Start of Supplied material

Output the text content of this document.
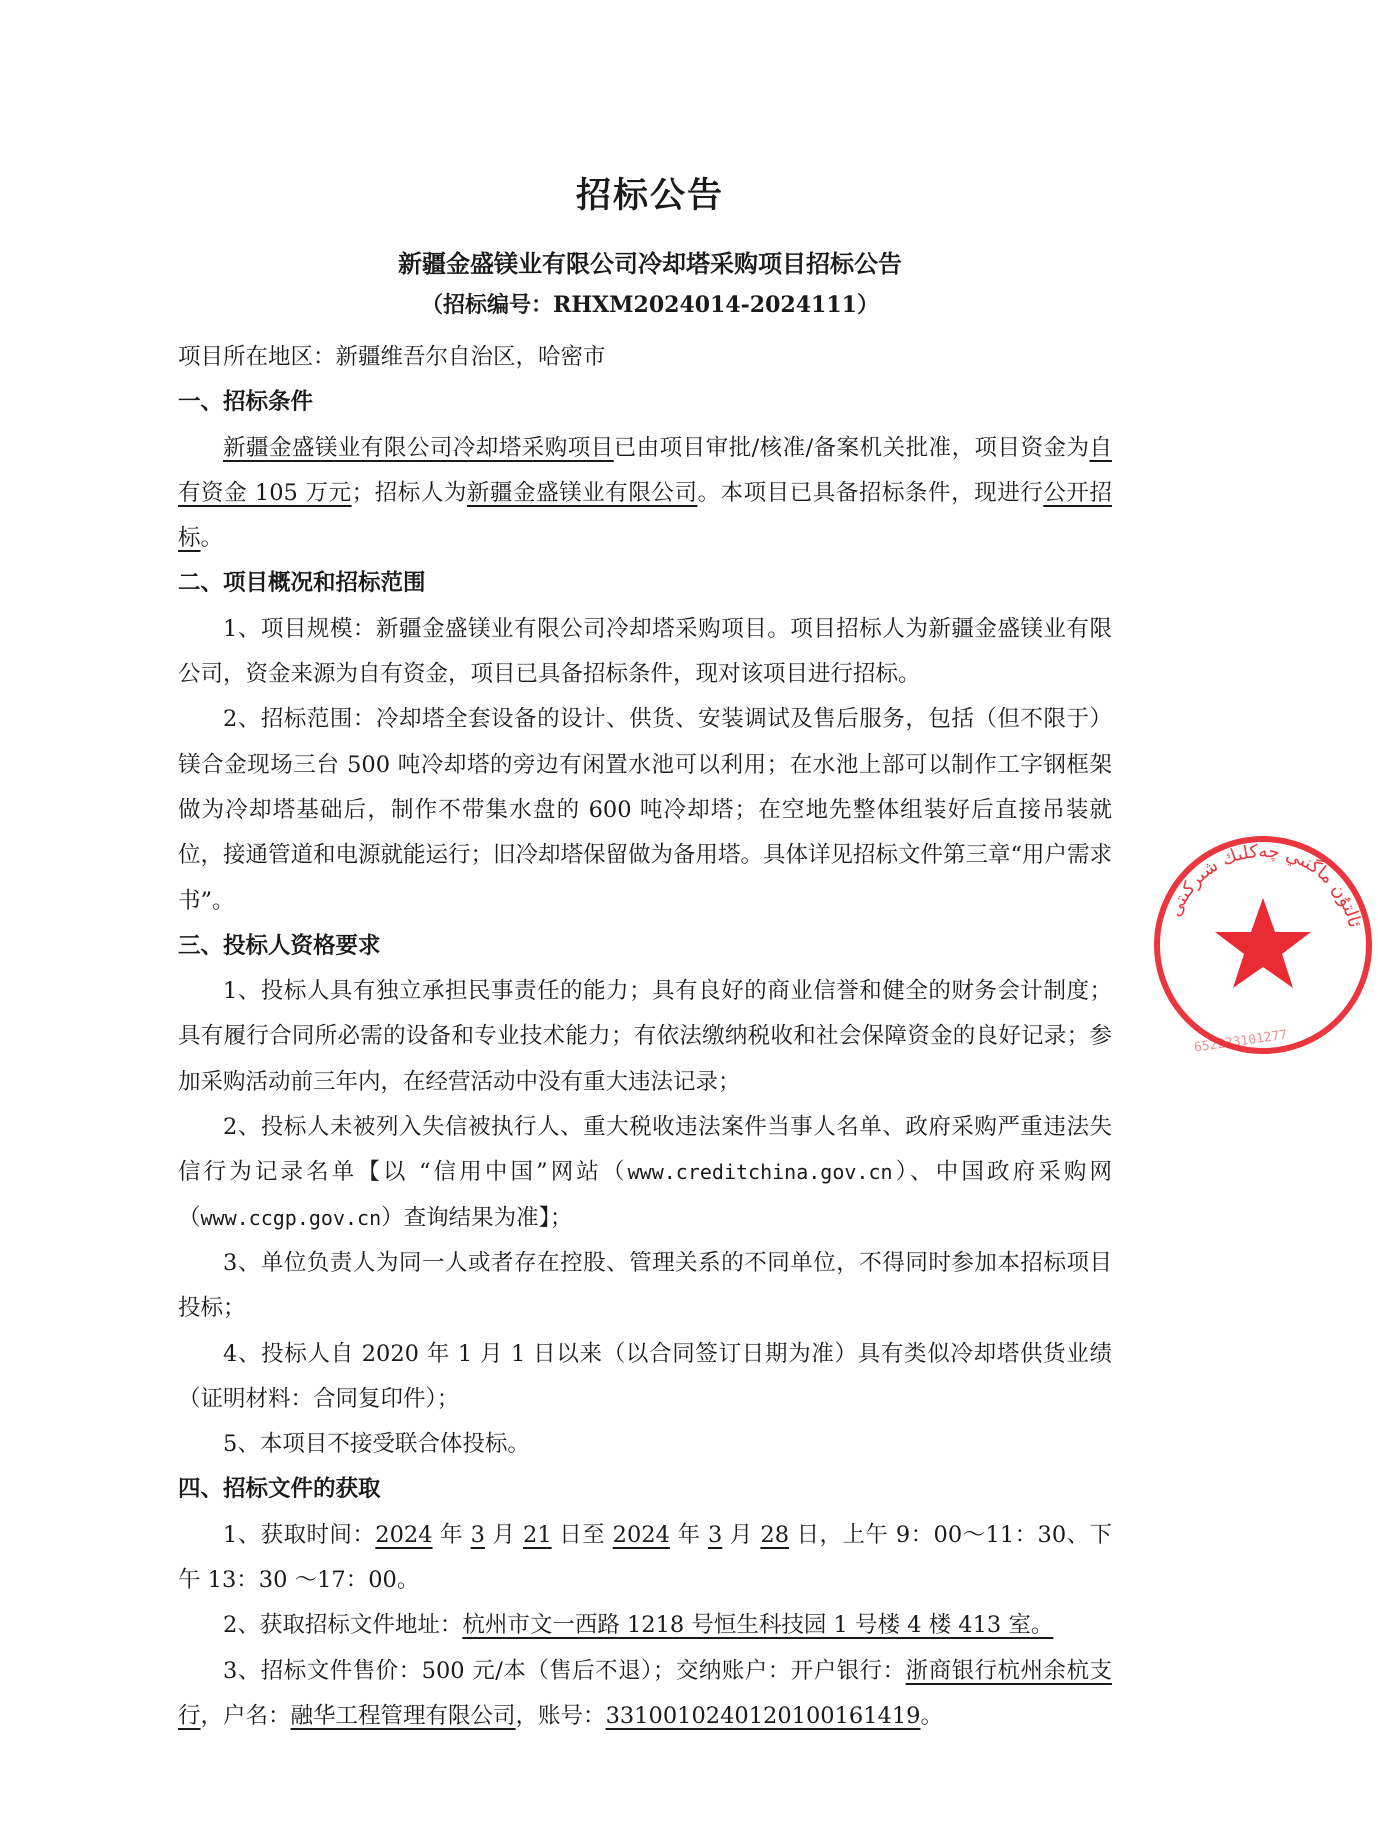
招标公告
新疆金盛镁业有限公司冷却塔采购项目招标公告
（招标编号：RHXM2024014-2024111）

项目所在地区：新疆维吾尔自治区，哈密市

一、招标条件

新疆金盛镁业有限公司冷却塔采购项目已由项目审批/核准/备案机关批准，项目资金为自有资金 105 万元；招标人为新疆金盛镁业有限公司。本项目已具备招标条件，现进行公开招标。

二、项目概况和招标范围

1、项目规模：新疆金盛镁业有限公司冷却塔采购项目。项目招标人为新疆金盛镁业有限公司，资金来源为自有资金，项目已具备招标条件，现对该项目进行招标。

2、招标范围：冷却塔全套设备的设计、供货、安装调试及售后服务，包括（但不限于）镁合金现场三台 500 吨冷却塔的旁边有闲置水池可以利用；在水池上部可以制作工字钢框架做为冷却塔基础后，制作不带集水盘的 600 吨冷却塔；在空地先整体组装好后直接吊装就位，接通管道和电源就能运行；旧冷却塔保留做为备用塔。具体详见招标文件第三章“用户需求书”。

三、投标人资格要求

1、投标人具有独立承担民事责任的能力；具有良好的商业信誉和健全的财务会计制度；具有履行合同所必需的设备和专业技术能力；有依法缴纳税收和社会保障资金的良好记录；参加采购活动前三年内，在经营活动中没有重大违法记录；

2、投标人未被列入失信被执行人、重大税收违法案件当事人名单、政府采购严重违法失信行为记录名单【以 “信用中国”网站（www.creditchina.gov.cn）、中国政府采购网（www.ccgp.gov.cn）查询结果为准】；

3、单位负责人为同一人或者存在控股、管理关系的不同单位，不得同时参加本招标项目投标；

4、投标人自 2020 年 1 月 1 日以来（以合同签订日期为准）具有类似冷却塔供货业绩（证明材料：合同复印件）；

5、本项目不接受联合体投标。

四、招标文件的获取

1、获取时间：2024 年 3 月 21 日至 2024 年 3 月 28 日，上午 9：00～11：30、下午 13：30 ～17：00。

2、获取招标文件地址：杭州市文一西路 1218 号恒生科技园 1 号楼 4 楼 413 室。

3、招标文件售价：500 元/本（售后不退）；交纳账户：开户银行：浙商银行杭州余杭支行，户名：融华工程管理有限公司，账号：3310010240120100161419。

ئالتۇن ماگنىي چەكلىك شىركىتى
652223101277
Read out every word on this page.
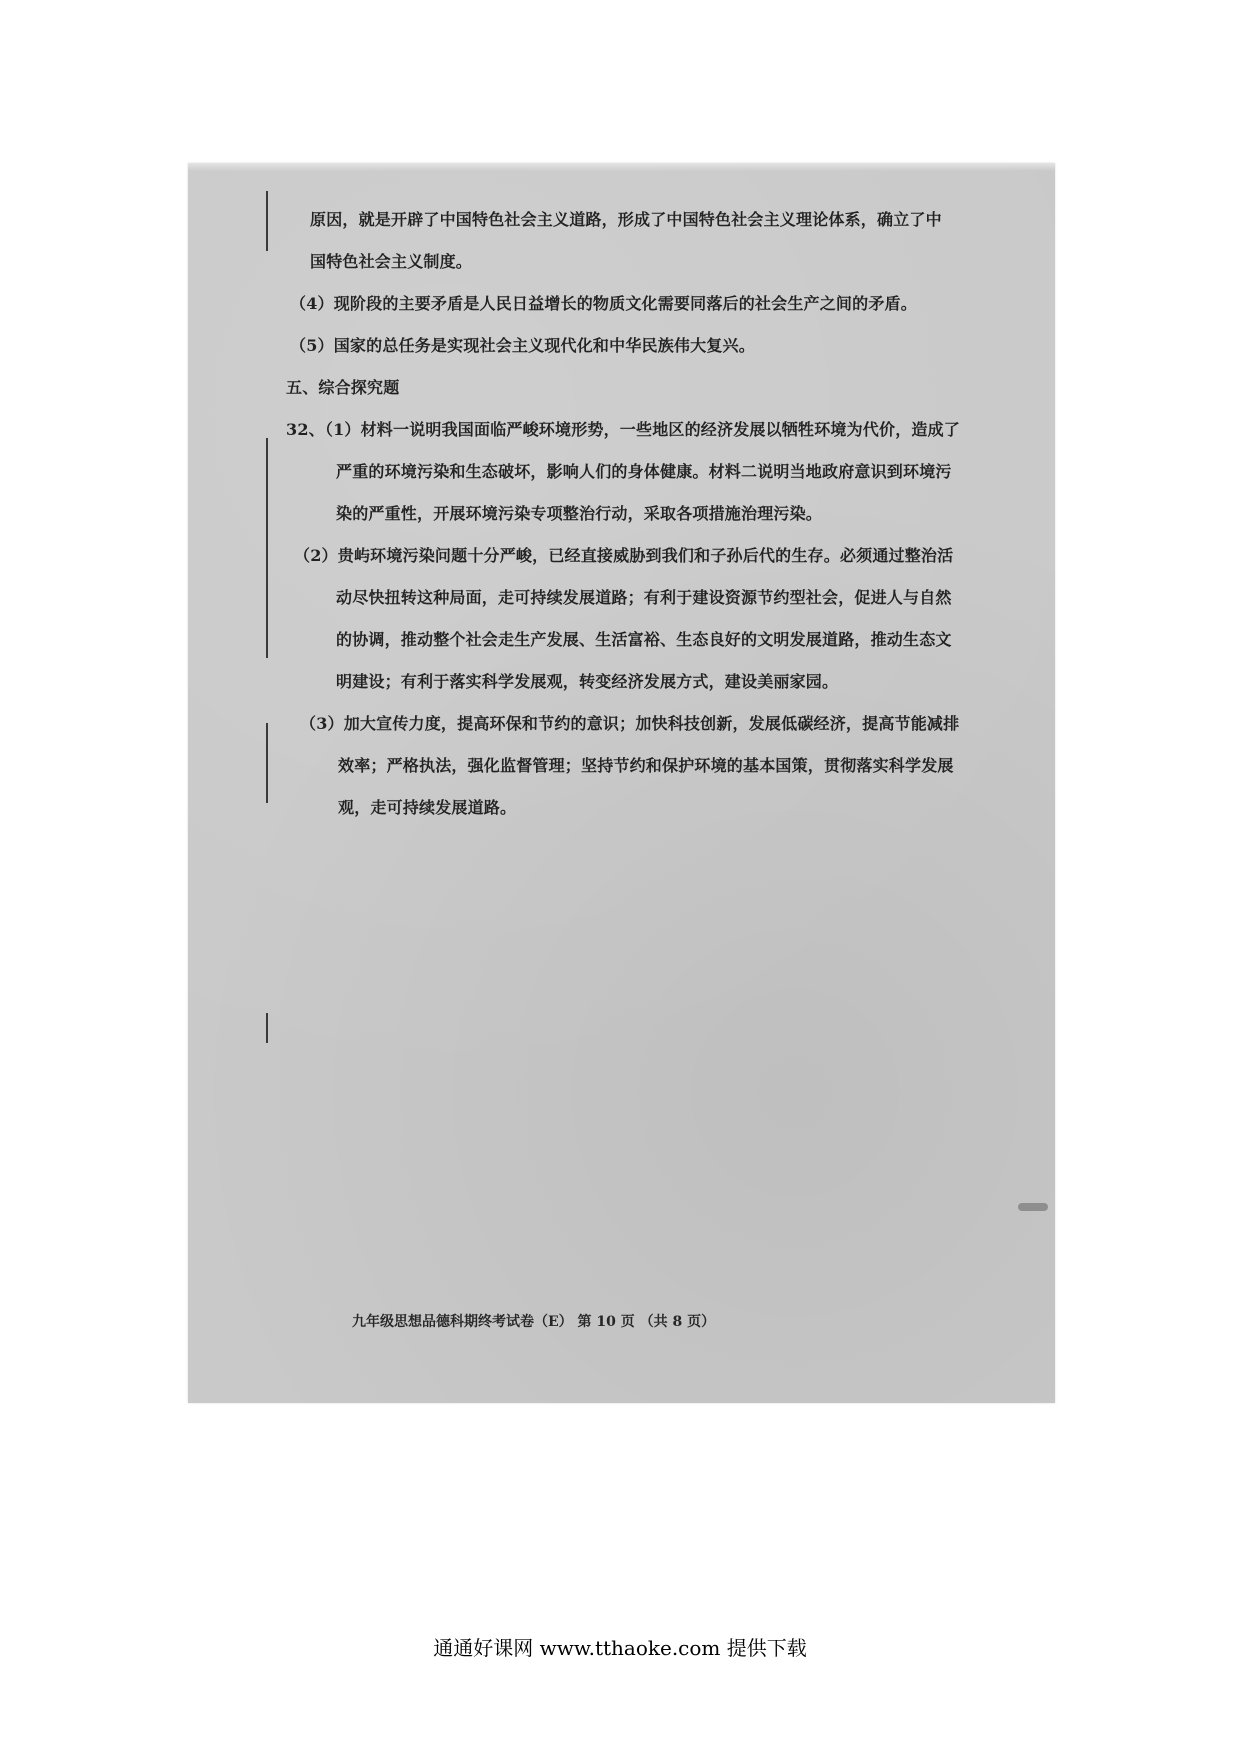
原因，就是开辟了中国特色社会主义道路，形成了中国特色社会主义理论体系，确立了中

国特色社会主义制度。

（4）现阶段的主要矛盾是人民日益增长的物质文化需要同落后的社会生产之间的矛盾。

（5）国家的总任务是实现社会主义现代化和中华民族伟大复兴。

五、综合探究题

32、（1）材料一说明我国面临严峻环境形势，一些地区的经济发展以牺牲环境为代价，造成了

严重的环境污染和生态破坏，影响人们的身体健康。材料二说明当地政府意识到环境污

染的严重性，开展环境污染专项整治行动，采取各项措施治理污染。

（2）贵屿环境污染问题十分严峻，已经直接威胁到我们和子孙后代的生存。必须通过整治活

动尽快扭转这种局面，走可持续发展道路；有利于建设资源节约型社会，促进人与自然

的协调，推动整个社会走生产发展、生活富裕、生态良好的文明发展道路，推动生态文

明建设；有利于落实科学发展观，转变经济发展方式，建设美丽家园。

（3）加大宣传力度，提高环保和节约的意识；加快科技创新，发展低碳经济，提高节能减排

效率；严格执法，强化监督管理；坚持节约和保护环境的基本国策，贯彻落实科学发展

观，走可持续发展道路。

九年级思想品德科期终考试卷（E） 第 10 页 （共 8 页）

通通好课网 www.tthaoke.com 提供下载
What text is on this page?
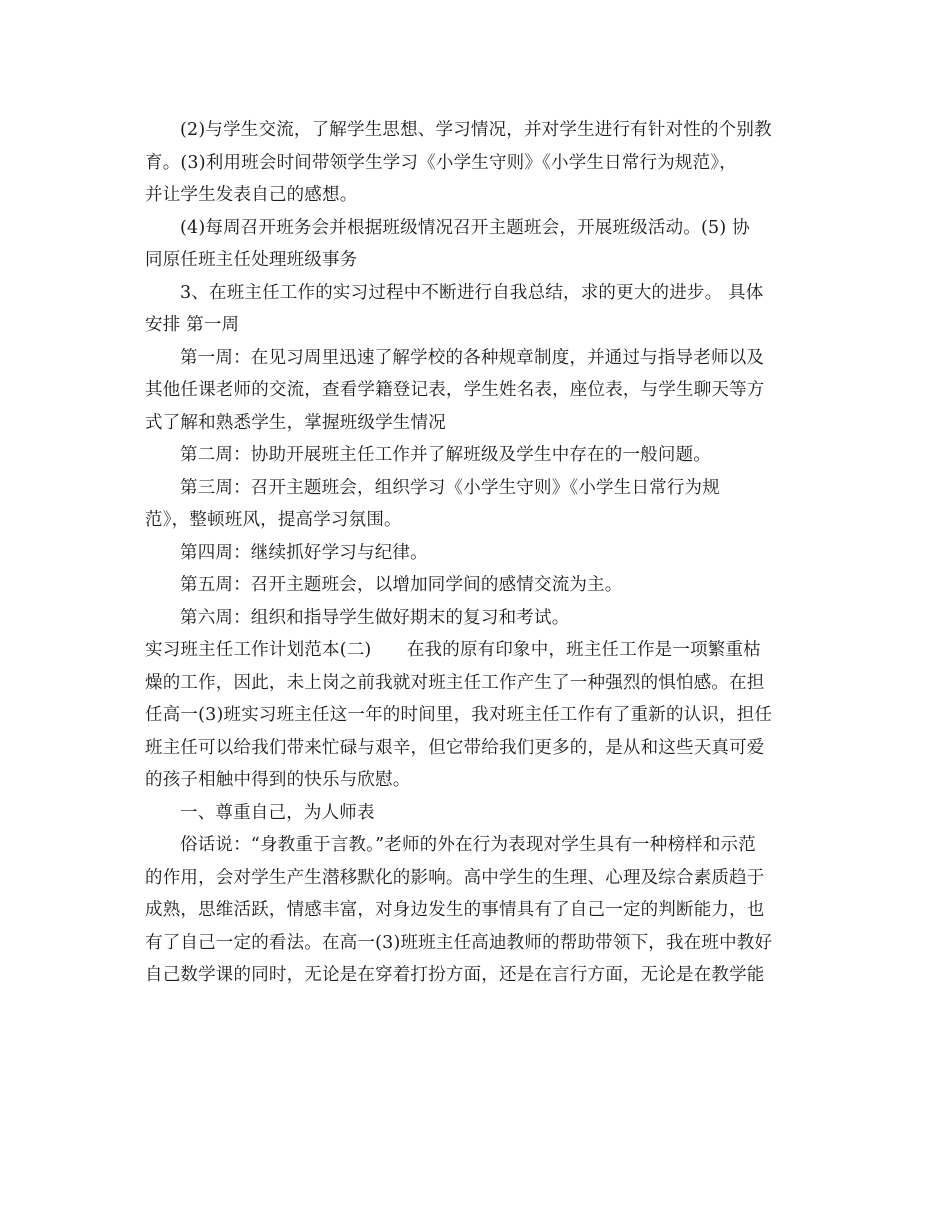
(2)与学生交流，了解学生思想、学习情况，并对学生进行有针对性的个别教
育。(3)利用班会时间带领学生学习《小学生守则》《小学生日常行为规范》，
并让学生发表自己的感想。
(4)每周召开班务会并根据班级情况召开主题班会，开展班级活动。(5) 协
同原任班主任处理班级事务
3、在班主任工作的实习过程中不断进行自我总结，求的更大的进步。 具体
安排 第一周
第一周：在见习周里迅速了解学校的各种规章制度，并通过与指导老师以及
其他任课老师的交流，查看学籍登记表，学生姓名表，座位表，与学生聊天等方
式了解和熟悉学生，掌握班级学生情况
第二周：协助开展班主任工作并了解班级及学生中存在的一般问题。
第三周：召开主题班会，组织学习《小学生守则》《小学生日常行为规
范》，整顿班风，提高学习氛围。
第四周：继续抓好学习与纪律。
第五周：召开主题班会，以增加同学间的感情交流为主。
第六周：组织和指导学生做好期末的复习和考试。
实习班主任工作计划范本(二)　　在我的原有印象中，班主任工作是一项繁重枯
燥的工作，因此，未上岗之前我就对班主任工作产生了一种强烈的惧怕感。在担
任高一(3)班实习班主任这一年的时间里，我对班主任工作有了重新的认识，担任
班主任可以给我们带来忙碌与艰辛，但它带给我们更多的，是从和这些天真可爱
的孩子相触中得到的快乐与欣慰。
一、尊重自己，为人师表
俗话说：“身教重于言教。”老师的外在行为表现对学生具有一种榜样和示范
的作用，会对学生产生潜移默化的影响。高中学生的生理、心理及综合素质趋于
成熟，思维活跃，情感丰富，对身边发生的事情具有了自己一定的判断能力，也
有了自己一定的看法。在高一(3)班班主任高迪教师的帮助带领下，我在班中教好
自己数学课的同时，无论是在穿着打扮方面，还是在言行方面，无论是在教学能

End of Supplied material

**Stated exercise:** State how many lines above include the word "小学生守则", and nothing more.

**Response to this task:** 2